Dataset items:
• • •

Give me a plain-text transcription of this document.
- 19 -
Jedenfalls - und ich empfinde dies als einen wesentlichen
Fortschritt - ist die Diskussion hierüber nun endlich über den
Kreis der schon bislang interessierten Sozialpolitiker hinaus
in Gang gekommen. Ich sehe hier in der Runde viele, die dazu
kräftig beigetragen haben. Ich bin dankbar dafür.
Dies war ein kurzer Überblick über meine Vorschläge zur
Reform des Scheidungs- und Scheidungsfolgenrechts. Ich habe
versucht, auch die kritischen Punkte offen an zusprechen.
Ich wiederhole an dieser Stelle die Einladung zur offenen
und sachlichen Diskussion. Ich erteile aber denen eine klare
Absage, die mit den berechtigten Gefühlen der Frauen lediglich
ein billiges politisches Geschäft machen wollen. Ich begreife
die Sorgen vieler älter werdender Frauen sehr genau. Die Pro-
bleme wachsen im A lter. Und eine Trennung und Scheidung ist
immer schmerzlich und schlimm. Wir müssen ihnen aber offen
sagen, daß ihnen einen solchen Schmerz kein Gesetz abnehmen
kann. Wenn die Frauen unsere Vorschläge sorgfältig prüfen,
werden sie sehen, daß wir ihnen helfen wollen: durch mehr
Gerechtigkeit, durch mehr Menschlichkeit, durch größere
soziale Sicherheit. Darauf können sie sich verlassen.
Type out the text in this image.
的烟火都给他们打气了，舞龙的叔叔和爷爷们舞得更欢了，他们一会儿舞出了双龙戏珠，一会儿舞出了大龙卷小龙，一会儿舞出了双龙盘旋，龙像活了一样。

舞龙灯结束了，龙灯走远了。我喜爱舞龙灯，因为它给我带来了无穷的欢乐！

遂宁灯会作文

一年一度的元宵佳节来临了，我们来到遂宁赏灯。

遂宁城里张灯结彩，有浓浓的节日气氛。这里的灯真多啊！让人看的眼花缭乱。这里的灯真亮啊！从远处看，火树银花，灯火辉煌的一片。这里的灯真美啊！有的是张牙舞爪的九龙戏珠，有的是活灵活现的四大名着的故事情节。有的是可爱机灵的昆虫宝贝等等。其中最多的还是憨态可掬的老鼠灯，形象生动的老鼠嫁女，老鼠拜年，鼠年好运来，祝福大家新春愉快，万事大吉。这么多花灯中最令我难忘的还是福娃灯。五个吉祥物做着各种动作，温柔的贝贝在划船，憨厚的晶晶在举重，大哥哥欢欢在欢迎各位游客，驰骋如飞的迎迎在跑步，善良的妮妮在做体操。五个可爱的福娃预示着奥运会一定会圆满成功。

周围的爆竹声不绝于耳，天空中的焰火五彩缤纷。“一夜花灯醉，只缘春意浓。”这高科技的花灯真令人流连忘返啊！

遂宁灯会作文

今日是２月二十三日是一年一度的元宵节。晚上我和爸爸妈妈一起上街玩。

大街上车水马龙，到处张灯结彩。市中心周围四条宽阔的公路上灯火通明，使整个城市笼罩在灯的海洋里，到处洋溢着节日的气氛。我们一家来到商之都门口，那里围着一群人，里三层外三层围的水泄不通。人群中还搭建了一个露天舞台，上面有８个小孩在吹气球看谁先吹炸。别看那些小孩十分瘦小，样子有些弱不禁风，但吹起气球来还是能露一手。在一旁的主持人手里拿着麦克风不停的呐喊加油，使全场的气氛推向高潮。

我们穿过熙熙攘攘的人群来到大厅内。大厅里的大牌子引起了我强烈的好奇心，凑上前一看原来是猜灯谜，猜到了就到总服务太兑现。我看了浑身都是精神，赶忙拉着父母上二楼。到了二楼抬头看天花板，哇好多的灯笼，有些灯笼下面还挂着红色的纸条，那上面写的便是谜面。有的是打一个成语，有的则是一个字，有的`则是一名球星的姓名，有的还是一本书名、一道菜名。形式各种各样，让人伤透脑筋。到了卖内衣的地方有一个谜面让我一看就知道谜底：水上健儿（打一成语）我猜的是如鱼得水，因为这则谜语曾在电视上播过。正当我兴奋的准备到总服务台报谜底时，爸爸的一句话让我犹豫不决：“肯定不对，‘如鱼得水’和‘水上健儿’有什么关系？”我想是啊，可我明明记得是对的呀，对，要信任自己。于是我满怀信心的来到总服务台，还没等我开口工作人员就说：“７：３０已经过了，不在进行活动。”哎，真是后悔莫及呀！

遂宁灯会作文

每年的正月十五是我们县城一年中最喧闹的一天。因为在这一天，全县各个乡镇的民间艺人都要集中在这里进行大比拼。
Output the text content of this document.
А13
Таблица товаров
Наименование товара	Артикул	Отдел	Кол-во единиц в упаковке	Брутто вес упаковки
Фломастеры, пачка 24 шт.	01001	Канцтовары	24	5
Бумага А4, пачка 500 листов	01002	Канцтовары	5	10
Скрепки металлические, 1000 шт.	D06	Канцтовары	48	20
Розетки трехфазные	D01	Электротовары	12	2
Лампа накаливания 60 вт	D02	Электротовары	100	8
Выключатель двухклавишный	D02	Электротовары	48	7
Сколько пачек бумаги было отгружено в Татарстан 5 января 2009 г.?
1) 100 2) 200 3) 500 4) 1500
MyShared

• • •

# Aim of the task
Print all the data exactly.

# Answer to the problem
Give me a plain-text transcription of this document.
- 19 -
Jedenfalls - und ich empfinde dies als einen wesentlichen
Fortschritt - ist die Diskussion hierüber nun endlich über den
Kreis der schon bislang interessierten Sozialpolitiker hinaus
in Gang gekommen. Ich sehe hier in der Runde viele, die dazu
kräftig beigetragen haben. Ich bin dankbar dafür.
Dies war ein kurzer Überblick über meine Vorschläge zur
Reform des Scheidungs- und Scheidungsfolgenrechts. Ich habe
versucht, auch die kritischen Punkte offen an zusprechen.
Ich wiederhole an dieser Stelle die Einladung zur offenen
und sachlichen Diskussion. Ich erteile aber denen eine klare
Absage, die mit den berechtigten Gefühlen der Frauen lediglich
ein billiges politisches Geschäft machen wollen. Ich begreife
die Sorgen vieler älter werdender Frauen sehr genau. Die Pro-
bleme wachsen im A lter. Und eine Trennung und Scheidung ist
immer schmerzlich und schlimm. Wir müssen ihnen aber offen
sagen, daß ihnen einen solchen Schmerz kein Gesetz abnehmen
kann. Wenn die Frauen unsere Vorschläge sorgfältig prüfen,
werden sie sehen, daß wir ihnen helfen wollen: durch mehr
Gerechtigkeit, durch mehr Menschlichkeit, durch größere
soziale Sicherheit. Darauf können sie sich verlassen.
Type out the text in this image.
的烟火都给他们打气了，舞龙的叔叔和爷爷们舞得更欢了，他们一会儿舞出了双龙戏珠，一会儿舞出了大龙卷小龙，一会儿舞出了双龙盘旋，龙像活了一样。

舞龙灯结束了，龙灯走远了。我喜爱舞龙灯，因为它给我带来了无穷的欢乐！

遂宁灯会作文

一年一度的元宵佳节来临了，我们来到遂宁赏灯。

遂宁城里张灯结彩，有浓浓的节日气氛。这里的灯真多啊！让人看的眼花缭乱。这里的灯真亮啊！从远处看，火树银花，灯火辉煌的一片。这里的灯真美啊！有的是张牙舞爪的九龙戏珠，有的是活灵活现的四大名着的故事情节。有的是可爱机灵的昆虫宝贝等等。其中最多的还是憨态可掬的老鼠灯，形象生动的老鼠嫁女，老鼠拜年，鼠年好运来，祝福大家新春愉快，万事大吉。这么多花灯中最令我难忘的还是福娃灯。五个吉祥物做着各种动作，温柔的贝贝在划船，憨厚的晶晶在举重，大哥哥欢欢在欢迎各位游客，驰骋如飞的迎迎在跑步，善良的妮妮在做体操。五个可爱的福娃预示着奥运会一定会圆满成功。

周围的爆竹声不绝于耳，天空中的焰火五彩缤纷。“一夜花灯醉，只缘春意浓。”这高科技的花灯真令人流连忘返啊！

遂宁灯会作文

今日是２月二十三日是一年一度的元宵节。晚上我和爸爸妈妈一起上街玩。

大街上车水马龙，到处张灯结彩。市中心周围四条宽阔的公路上灯火通明，使整个城市笼罩在灯的海洋里，到处洋溢着节日的气氛。我们一家来到商之都门口，那里围着一群人，里三层外三层围的水泄不通。人群中还搭建了一个露天舞台，上面有８个小孩在吹气球看谁先吹炸。别看那些小孩十分瘦小，样子有些弱不禁风，但吹起气球来还是能露一手。在一旁的主持人手里拿着麦克风不停的呐喊加油，使全场的气氛推向高潮。

我们穿过熙熙攘攘的人群来到大厅内。大厅里的大牌子引起了我强烈的好奇心，凑上前一看原来是猜灯谜，猜到了就到总服务太兑现。我看了浑身都是精神，赶忙拉着父母上二楼。到了二楼抬头看天花板，哇好多的灯笼，有些灯笼下面还挂着红色的纸条，那上面写的便是谜面。有的是打一个成语，有的则是一个字，有的`则是一名球星的姓名，有的还是一本书名、一道菜名。形式各种各样，让人伤透脑筋。到了卖内衣的地方有一个谜面让我一看就知道谜底：水上健儿（打一成语）我猜的是如鱼得水，因为这则谜语曾在电视上播过。正当我兴奋的准备到总服务台报谜底时，爸爸的一句话让我犹豫不决：“肯定不对，‘如鱼得水’和‘水上健儿’有什么关系？”我想是啊，可我明明记得是对的呀，对，要信任自己。于是我满怀信心的来到总服务台，还没等我开口工作人员就说：“７：３０已经过了，不在进行活动。”哎，真是后悔莫及呀！

遂宁灯会作文

每年的正月十五是我们县城一年中最喧闹的一天。因为在这一天，全县各个乡镇的民间艺人都要集中在这里进行大比拼。
Output the text content of this document.
А13
Таблица товаров
Наименование товара	Артикул	Отдел	Кол-во единиц в упаковке	Брутто вес упаковки
Фломастеры, пачка 24 шт.	01001	Канцтовары	24	5
Бумага А4, пачка 500 листов	01002	Канцтовары	5	10
Скрепки металлические, 1000 шт.	D06	Канцтовары	48	20
Розетки трехфазные	D01	Электротовары	12	2
Лампа накаливания 60 вт	D02	Электротовары	100	8
Выключатель двухклавишный	D02	Электротовары	48	7
Сколько пачек бумаги было отгружено в Татарстан 5 января 2009 г.?
1) 100 2) 200 3) 500 4) 1500
MyShared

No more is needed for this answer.